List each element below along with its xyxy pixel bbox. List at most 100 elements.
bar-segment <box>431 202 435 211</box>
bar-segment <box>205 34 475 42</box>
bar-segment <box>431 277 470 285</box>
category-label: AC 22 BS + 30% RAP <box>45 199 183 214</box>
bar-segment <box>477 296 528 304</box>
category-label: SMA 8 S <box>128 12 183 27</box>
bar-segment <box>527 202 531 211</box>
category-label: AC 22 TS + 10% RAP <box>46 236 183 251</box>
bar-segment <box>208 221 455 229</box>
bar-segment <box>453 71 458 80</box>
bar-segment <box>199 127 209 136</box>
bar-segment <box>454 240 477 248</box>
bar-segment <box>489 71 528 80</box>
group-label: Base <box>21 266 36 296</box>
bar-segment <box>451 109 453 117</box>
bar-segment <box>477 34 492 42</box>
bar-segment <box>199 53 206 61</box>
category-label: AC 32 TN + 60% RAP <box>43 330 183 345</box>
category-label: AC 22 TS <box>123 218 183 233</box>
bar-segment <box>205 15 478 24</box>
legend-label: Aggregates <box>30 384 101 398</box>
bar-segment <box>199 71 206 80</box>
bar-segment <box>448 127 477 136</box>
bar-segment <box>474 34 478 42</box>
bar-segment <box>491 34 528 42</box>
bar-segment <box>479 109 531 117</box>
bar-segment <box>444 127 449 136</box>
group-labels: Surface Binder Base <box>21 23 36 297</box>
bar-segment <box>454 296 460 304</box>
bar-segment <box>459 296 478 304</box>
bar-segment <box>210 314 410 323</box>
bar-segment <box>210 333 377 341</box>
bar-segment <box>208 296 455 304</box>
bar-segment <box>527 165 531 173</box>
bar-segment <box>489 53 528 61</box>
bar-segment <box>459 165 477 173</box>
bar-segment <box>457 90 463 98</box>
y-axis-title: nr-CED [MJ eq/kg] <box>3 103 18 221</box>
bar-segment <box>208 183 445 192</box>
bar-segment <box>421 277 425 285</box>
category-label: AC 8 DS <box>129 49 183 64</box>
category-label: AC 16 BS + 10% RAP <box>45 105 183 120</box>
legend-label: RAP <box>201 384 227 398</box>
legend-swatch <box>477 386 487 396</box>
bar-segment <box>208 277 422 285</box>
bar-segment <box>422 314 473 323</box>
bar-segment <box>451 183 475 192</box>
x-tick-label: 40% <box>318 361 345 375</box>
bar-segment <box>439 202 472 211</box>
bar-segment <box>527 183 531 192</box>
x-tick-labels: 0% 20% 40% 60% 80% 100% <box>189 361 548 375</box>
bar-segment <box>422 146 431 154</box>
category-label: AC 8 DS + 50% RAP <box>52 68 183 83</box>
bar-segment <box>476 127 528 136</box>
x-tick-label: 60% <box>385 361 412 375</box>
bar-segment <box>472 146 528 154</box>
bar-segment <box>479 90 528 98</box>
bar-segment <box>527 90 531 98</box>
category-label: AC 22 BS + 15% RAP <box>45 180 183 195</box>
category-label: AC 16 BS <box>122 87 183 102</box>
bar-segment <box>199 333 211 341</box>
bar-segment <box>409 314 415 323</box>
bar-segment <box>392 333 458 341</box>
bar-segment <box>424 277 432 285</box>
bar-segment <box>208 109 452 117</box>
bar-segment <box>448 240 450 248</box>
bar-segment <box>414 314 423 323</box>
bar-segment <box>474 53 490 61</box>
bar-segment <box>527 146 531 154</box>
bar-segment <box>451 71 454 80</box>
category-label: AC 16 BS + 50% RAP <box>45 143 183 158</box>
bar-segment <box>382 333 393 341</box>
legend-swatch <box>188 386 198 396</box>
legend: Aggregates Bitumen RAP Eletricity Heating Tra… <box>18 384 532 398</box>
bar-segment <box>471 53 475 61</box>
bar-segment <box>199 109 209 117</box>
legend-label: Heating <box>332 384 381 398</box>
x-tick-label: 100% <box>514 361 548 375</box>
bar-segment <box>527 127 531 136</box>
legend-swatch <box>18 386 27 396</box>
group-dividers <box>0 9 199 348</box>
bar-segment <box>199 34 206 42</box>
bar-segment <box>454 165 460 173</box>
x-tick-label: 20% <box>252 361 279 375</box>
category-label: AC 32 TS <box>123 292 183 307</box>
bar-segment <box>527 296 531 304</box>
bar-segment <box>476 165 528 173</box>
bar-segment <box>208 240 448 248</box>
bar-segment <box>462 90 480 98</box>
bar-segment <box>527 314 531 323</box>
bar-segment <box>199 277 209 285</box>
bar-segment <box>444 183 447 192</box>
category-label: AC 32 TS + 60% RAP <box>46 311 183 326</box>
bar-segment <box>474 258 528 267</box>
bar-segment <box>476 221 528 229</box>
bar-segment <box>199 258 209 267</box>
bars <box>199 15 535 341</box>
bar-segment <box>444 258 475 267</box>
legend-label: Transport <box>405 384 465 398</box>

Task directions: Copy out every line of the records above with no changes.

Output for this exercise:
List each element below along with its xyxy pixel bbox. List at most 100 elements.
bar-segment <box>431 202 435 211</box>
bar-segment <box>205 34 475 42</box>
bar-segment <box>431 277 470 285</box>
category-label: AC 22 BS + 30% RAP <box>45 199 183 214</box>
bar-segment <box>477 296 528 304</box>
category-label: SMA 8 S <box>128 12 183 27</box>
bar-segment <box>527 202 531 211</box>
category-label: AC 22 TS + 10% RAP <box>46 236 183 251</box>
bar-segment <box>208 221 455 229</box>
bar-segment <box>453 71 458 80</box>
bar-segment <box>199 127 209 136</box>
bar-segment <box>454 240 477 248</box>
bar-segment <box>489 71 528 80</box>
group-label: Base <box>21 266 36 296</box>
bar-segment <box>451 109 453 117</box>
bar-segment <box>477 34 492 42</box>
bar-segment <box>199 53 206 61</box>
category-label: AC 32 TN + 60% RAP <box>43 330 183 345</box>
category-label: AC 22 TS <box>123 218 183 233</box>
bar-segment <box>205 15 478 24</box>
legend-label: Aggregates <box>30 384 101 398</box>
bar-segment <box>199 71 206 80</box>
bar-segment <box>448 127 477 136</box>
bar-segment <box>474 34 478 42</box>
bar-segment <box>491 34 528 42</box>
bar-segment <box>479 109 531 117</box>
bar-segment <box>444 127 449 136</box>
group-labels: Surface Binder Base <box>21 23 36 297</box>
bar-segment <box>454 296 460 304</box>
bar-segment <box>459 296 478 304</box>
bar-segment <box>210 314 410 323</box>
bar-segment <box>210 333 377 341</box>
bar-segment <box>208 296 455 304</box>
bar-segment <box>527 165 531 173</box>
bar-segment <box>489 53 528 61</box>
bar-segment <box>459 165 477 173</box>
bar-segment <box>457 90 463 98</box>
y-axis-title: nr-CED [MJ eq/kg] <box>3 103 18 221</box>
bar-segment <box>208 183 445 192</box>
bar-segment <box>421 277 425 285</box>
category-label: AC 8 DS <box>129 49 183 64</box>
category-label: AC 16 BS + 10% RAP <box>45 105 183 120</box>
legend-label: RAP <box>201 384 227 398</box>
legend-swatch <box>477 386 487 396</box>
bar-segment <box>208 277 422 285</box>
bar-segment <box>422 314 473 323</box>
bar-segment <box>451 183 475 192</box>
x-tick-label: 40% <box>318 361 345 375</box>
bar-segment <box>439 202 472 211</box>
bar-segment <box>527 183 531 192</box>
x-tick-labels: 0% 20% 40% 60% 80% 100% <box>189 361 548 375</box>
bar-segment <box>422 146 431 154</box>
category-label: AC 8 DS + 50% RAP <box>52 68 183 83</box>
bar-segment <box>476 127 528 136</box>
x-tick-label: 60% <box>385 361 412 375</box>
bar-segment <box>472 146 528 154</box>
bar-segment <box>479 90 528 98</box>
bar-segment <box>527 90 531 98</box>
category-label: AC 22 BS + 15% RAP <box>45 180 183 195</box>
category-label: AC 16 BS <box>122 87 183 102</box>
bar-segment <box>199 333 211 341</box>
bar-segment <box>409 314 415 323</box>
bar-segment <box>392 333 458 341</box>
bar-segment <box>424 277 432 285</box>
bar-segment <box>208 109 452 117</box>
bar-segment <box>448 240 450 248</box>
bar-segment <box>414 314 423 323</box>
bar-segment <box>474 53 490 61</box>
bar-segment <box>527 146 531 154</box>
bar-segment <box>451 71 454 80</box>
category-label: AC 16 BS + 50% RAP <box>45 143 183 158</box>
bar-segment <box>382 333 393 341</box>
legend-swatch <box>188 386 198 396</box>
legend: Aggregates Bitumen RAP Eletricity Heating Tra… <box>18 384 532 398</box>
bar-segment <box>471 53 475 61</box>
bar-segment <box>199 109 209 117</box>
legend-label: Heating <box>332 384 381 398</box>
x-tick-label: 100% <box>514 361 548 375</box>
bar-segment <box>527 127 531 136</box>
legend-swatch <box>18 386 27 396</box>
group-dividers <box>0 9 199 348</box>
bar-segment <box>199 34 206 42</box>
bar-segment <box>454 165 460 173</box>
x-tick-label: 20% <box>252 361 279 375</box>
category-label: AC 32 TS <box>123 292 183 307</box>
bar-segment <box>527 296 531 304</box>
bar-segment <box>476 165 528 173</box>
bar-segment <box>208 240 448 248</box>
bar-segment <box>462 90 480 98</box>
bar-segment <box>527 314 531 323</box>
bar-segment <box>199 277 209 285</box>
bar-segment <box>444 183 447 192</box>
category-label: AC 32 TS + 60% RAP <box>46 311 183 326</box>
bar-segment <box>474 258 528 267</box>
bar-segment <box>476 221 528 229</box>
bar-segment <box>199 258 209 267</box>
bars <box>199 15 535 341</box>
bar-segment <box>444 258 475 267</box>
legend-label: Transport <box>405 384 465 398</box>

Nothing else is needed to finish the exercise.